(GIVEN INFORMATION)
* * *

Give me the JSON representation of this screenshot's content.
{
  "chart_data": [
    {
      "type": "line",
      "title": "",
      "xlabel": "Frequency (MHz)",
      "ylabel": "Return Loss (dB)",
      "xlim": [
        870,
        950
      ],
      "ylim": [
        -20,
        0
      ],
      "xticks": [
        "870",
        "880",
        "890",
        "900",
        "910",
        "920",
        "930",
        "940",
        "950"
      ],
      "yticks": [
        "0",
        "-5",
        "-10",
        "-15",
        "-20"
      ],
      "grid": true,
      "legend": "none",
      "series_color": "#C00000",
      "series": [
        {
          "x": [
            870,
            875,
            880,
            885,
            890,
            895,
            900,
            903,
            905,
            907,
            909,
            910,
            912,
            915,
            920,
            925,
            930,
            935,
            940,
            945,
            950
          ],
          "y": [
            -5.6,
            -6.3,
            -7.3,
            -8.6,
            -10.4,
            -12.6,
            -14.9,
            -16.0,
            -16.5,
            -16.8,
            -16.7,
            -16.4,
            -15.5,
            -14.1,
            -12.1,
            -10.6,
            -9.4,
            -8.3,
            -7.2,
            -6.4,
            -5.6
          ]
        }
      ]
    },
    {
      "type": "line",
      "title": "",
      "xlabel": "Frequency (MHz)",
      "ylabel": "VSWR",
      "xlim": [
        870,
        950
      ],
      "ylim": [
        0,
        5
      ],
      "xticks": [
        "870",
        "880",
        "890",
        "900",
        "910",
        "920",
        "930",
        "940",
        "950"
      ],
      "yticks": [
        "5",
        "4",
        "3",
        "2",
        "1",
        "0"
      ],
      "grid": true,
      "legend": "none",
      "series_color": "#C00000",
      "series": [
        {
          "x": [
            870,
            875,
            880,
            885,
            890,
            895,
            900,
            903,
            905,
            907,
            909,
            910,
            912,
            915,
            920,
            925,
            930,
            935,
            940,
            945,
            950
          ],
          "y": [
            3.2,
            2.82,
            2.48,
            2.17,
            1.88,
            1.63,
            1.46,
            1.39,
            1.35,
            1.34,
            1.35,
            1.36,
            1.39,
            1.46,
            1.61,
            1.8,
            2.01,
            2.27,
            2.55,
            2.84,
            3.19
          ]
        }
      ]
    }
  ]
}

* * *

(GIVEN EXERCISE)
Restate each record exactly as written.

(TASK ANSWER)
Give me the JSON representation of this screenshot's content.
{
  "chart_data": [
    {
      "type": "line",
      "title": "",
      "xlabel": "Frequency (MHz)",
      "ylabel": "Return Loss (dB)",
      "xlim": [
        870,
        950
      ],
      "ylim": [
        -20,
        0
      ],
      "xticks": [
        "870",
        "880",
        "890",
        "900",
        "910",
        "920",
        "930",
        "940",
        "950"
      ],
      "yticks": [
        "0",
        "-5",
        "-10",
        "-15",
        "-20"
      ],
      "grid": true,
      "legend": "none",
      "series_color": "#C00000",
      "series": [
        {
          "x": [
            870,
            875,
            880,
            885,
            890,
            895,
            900,
            903,
            905,
            907,
            909,
            910,
            912,
            915,
            920,
            925,
            930,
            935,
            940,
            945,
            950
          ],
          "y": [
            -5.6,
            -6.3,
            -7.3,
            -8.6,
            -10.4,
            -12.6,
            -14.9,
            -16.0,
            -16.5,
            -16.8,
            -16.7,
            -16.4,
            -15.5,
            -14.1,
            -12.1,
            -10.6,
            -9.4,
            -8.3,
            -7.2,
            -6.4,
            -5.6
          ]
        }
      ]
    },
    {
      "type": "line",
      "title": "",
      "xlabel": "Frequency (MHz)",
      "ylabel": "VSWR",
      "xlim": [
        870,
        950
      ],
      "ylim": [
        0,
        5
      ],
      "xticks": [
        "870",
        "880",
        "890",
        "900",
        "910",
        "920",
        "930",
        "940",
        "950"
      ],
      "yticks": [
        "5",
        "4",
        "3",
        "2",
        "1",
        "0"
      ],
      "grid": true,
      "legend": "none",
      "series_color": "#C00000",
      "series": [
        {
          "x": [
            870,
            875,
            880,
            885,
            890,
            895,
            900,
            903,
            905,
            907,
            909,
            910,
            912,
            915,
            920,
            925,
            930,
            935,
            940,
            945,
            950
          ],
          "y": [
            3.2,
            2.82,
            2.48,
            2.17,
            1.88,
            1.63,
            1.46,
            1.39,
            1.35,
            1.34,
            1.35,
            1.36,
            1.39,
            1.46,
            1.61,
            1.8,
            2.01,
            2.27,
            2.55,
            2.84,
            3.19
          ]
        }
      ]
    }
  ]
}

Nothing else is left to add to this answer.